[Short exercise] Work out how many lines hold "свопа". Give the number and nothing else.

[Stored rows]
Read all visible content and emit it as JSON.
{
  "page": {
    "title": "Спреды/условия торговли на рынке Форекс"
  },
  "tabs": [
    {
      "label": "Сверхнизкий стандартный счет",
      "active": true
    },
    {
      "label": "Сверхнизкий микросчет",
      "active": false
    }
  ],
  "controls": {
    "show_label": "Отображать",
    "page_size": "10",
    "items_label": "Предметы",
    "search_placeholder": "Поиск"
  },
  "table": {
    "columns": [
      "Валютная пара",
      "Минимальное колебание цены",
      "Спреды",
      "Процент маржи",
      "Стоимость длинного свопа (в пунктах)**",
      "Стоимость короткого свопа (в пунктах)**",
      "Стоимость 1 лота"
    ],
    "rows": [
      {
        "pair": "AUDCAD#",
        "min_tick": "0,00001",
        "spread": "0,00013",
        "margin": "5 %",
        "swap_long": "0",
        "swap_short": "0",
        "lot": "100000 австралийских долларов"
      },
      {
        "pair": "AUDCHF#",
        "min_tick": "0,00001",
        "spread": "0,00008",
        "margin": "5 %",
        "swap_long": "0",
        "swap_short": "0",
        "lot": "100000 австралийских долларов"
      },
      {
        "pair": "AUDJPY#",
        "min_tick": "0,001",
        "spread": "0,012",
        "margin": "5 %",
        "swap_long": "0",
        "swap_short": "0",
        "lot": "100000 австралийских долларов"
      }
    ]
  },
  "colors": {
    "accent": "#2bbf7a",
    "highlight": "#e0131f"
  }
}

[Exercise result] 2